### Problem to solve
Would you write out the listing verbatim and skip every picture in it?

### Excerpted data
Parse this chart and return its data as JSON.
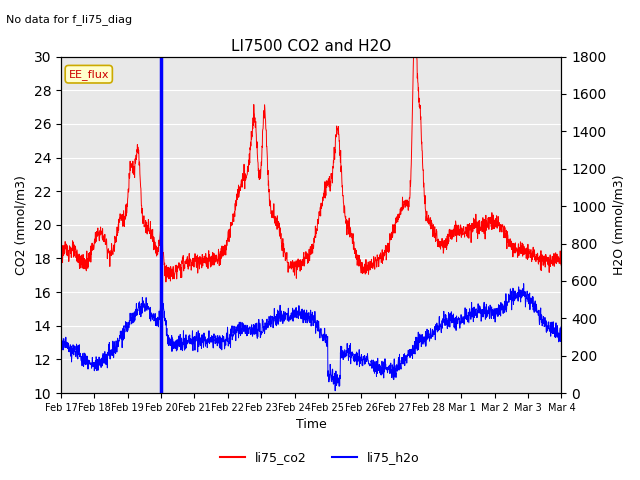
{
  "title": "LI7500 CO2 and H2O",
  "suptitle": "No data for f_li75_diag",
  "xlabel": "Time",
  "ylabel_left": "CO2 (mmol/m3)",
  "ylabel_right": "H2O (mmol/m3)",
  "ylim_left": [
    10,
    30
  ],
  "ylim_right": [
    0,
    1800
  ],
  "co2_color": "#ff0000",
  "h2o_color": "#0000ff",
  "vline_color": "#0000ff",
  "vline_x_day": 3.0,
  "legend_labels": [
    "li75_co2",
    "li75_h2o"
  ],
  "annotation_text": "EE_flux",
  "background_color": "#ffffff",
  "plot_bg_color": "#e8e8e8",
  "grid_color": "#ffffff",
  "tick_labels": [
    "Feb 17",
    "Feb 18",
    "Feb 19",
    "Feb 20",
    "Feb 21",
    "Feb 22",
    "Feb 23",
    "Feb 24",
    "Feb 25",
    "Feb 26",
    "Feb 27",
    "Feb 28",
    "Mar 1",
    "Mar 2",
    "Mar 3",
    "Mar 4"
  ],
  "figsize": [
    6.4,
    4.8
  ],
  "dpi": 100
}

### The output
Parse this chart and return its data as JSON.
{
  "title": "LI7500 CO2 and H2O",
  "suptitle": "No data for f_li75_diag",
  "xlabel": "Time",
  "ylabel_left": "CO2 (mmol/m3)",
  "ylabel_right": "H2O (mmol/m3)",
  "ylim_left": [
    10,
    30
  ],
  "ylim_right": [
    0,
    1800
  ],
  "co2_color": "#ff0000",
  "h2o_color": "#0000ff",
  "vline_color": "#0000ff",
  "vline_x_day": 3.0,
  "legend_labels": [
    "li75_co2",
    "li75_h2o"
  ],
  "annotation_text": "EE_flux",
  "background_color": "#ffffff",
  "plot_bg_color": "#e8e8e8",
  "grid_color": "#ffffff",
  "tick_labels": [
    "Feb 17",
    "Feb 18",
    "Feb 19",
    "Feb 20",
    "Feb 21",
    "Feb 22",
    "Feb 23",
    "Feb 24",
    "Feb 25",
    "Feb 26",
    "Feb 27",
    "Feb 28",
    "Mar 1",
    "Mar 2",
    "Mar 3",
    "Mar 4"
  ],
  "figsize": [
    6.4,
    4.8
  ],
  "dpi": 100
}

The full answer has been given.